(Saved entries)
## Begin
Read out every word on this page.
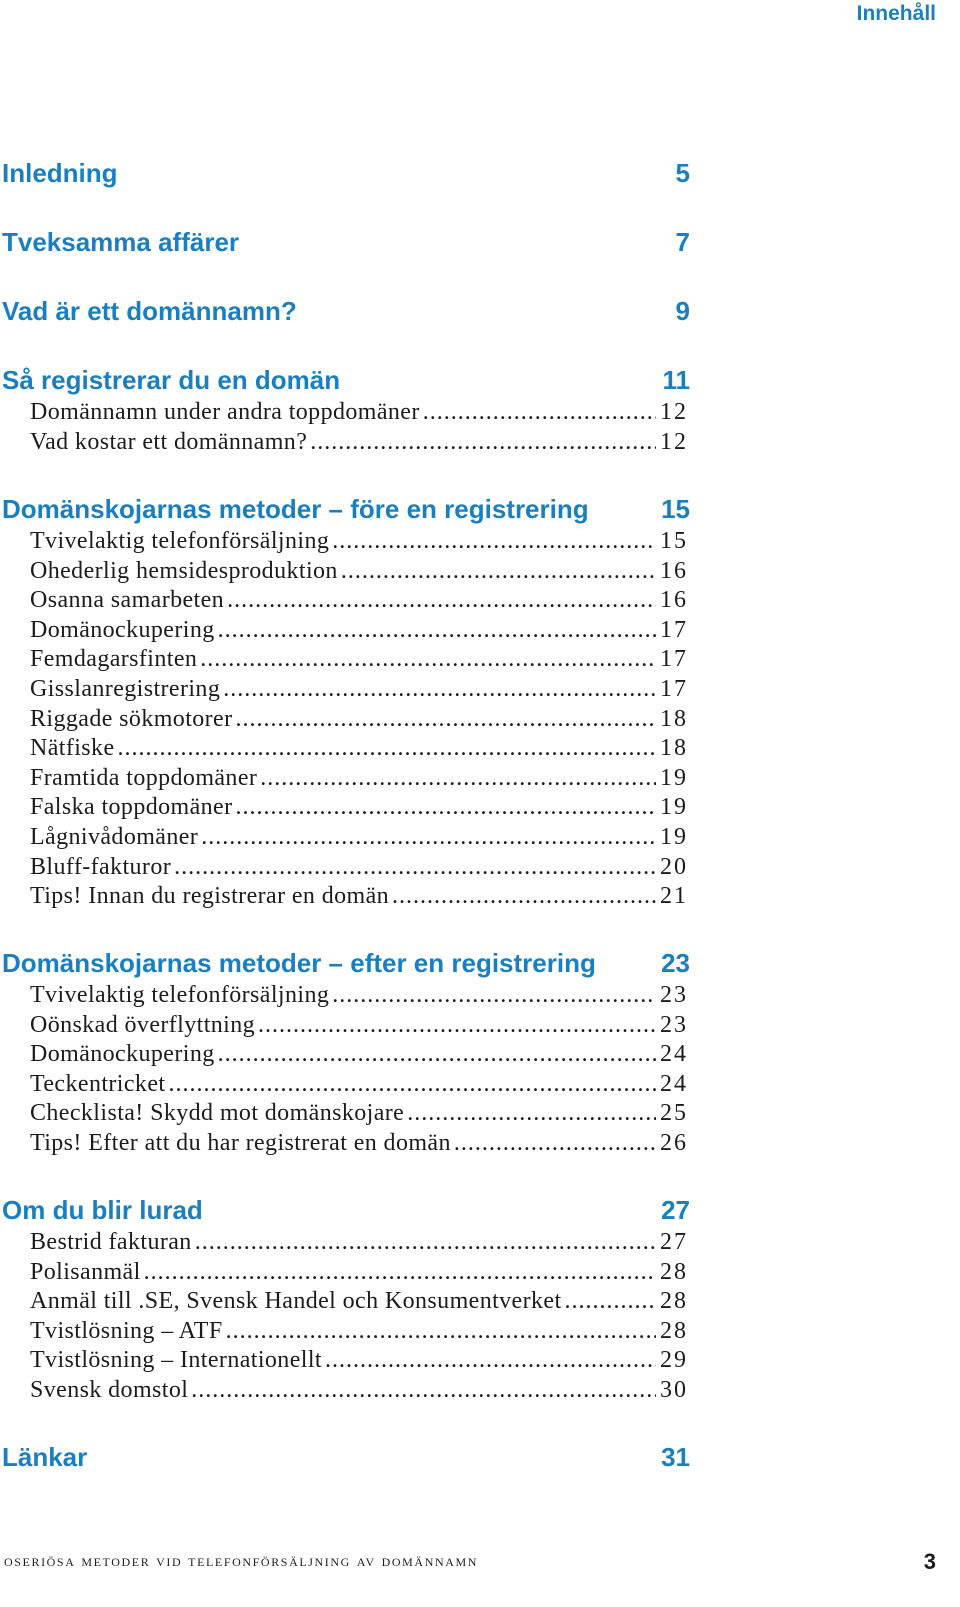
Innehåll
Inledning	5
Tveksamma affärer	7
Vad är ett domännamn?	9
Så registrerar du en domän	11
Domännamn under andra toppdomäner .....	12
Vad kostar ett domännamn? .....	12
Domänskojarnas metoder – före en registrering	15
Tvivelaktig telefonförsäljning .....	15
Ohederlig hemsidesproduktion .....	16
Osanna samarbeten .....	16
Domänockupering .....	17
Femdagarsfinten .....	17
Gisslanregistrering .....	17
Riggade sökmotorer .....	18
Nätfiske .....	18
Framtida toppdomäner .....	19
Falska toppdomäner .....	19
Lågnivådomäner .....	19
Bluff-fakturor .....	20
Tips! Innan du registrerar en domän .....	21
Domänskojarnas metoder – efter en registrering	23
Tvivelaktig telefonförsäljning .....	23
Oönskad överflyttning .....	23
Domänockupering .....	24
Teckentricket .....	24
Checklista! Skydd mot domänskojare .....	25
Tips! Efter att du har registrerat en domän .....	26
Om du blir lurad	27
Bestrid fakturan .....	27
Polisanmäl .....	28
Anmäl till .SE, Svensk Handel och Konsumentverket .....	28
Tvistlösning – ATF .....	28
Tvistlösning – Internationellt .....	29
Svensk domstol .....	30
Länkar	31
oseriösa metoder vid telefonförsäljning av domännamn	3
## End
◆ YOUR GOAL:
Some lines of the data above may hold the word "Domänskojarnas"; report how many do, and nothing else.

◆ RESPONSE TO THIS EXERCISE:
2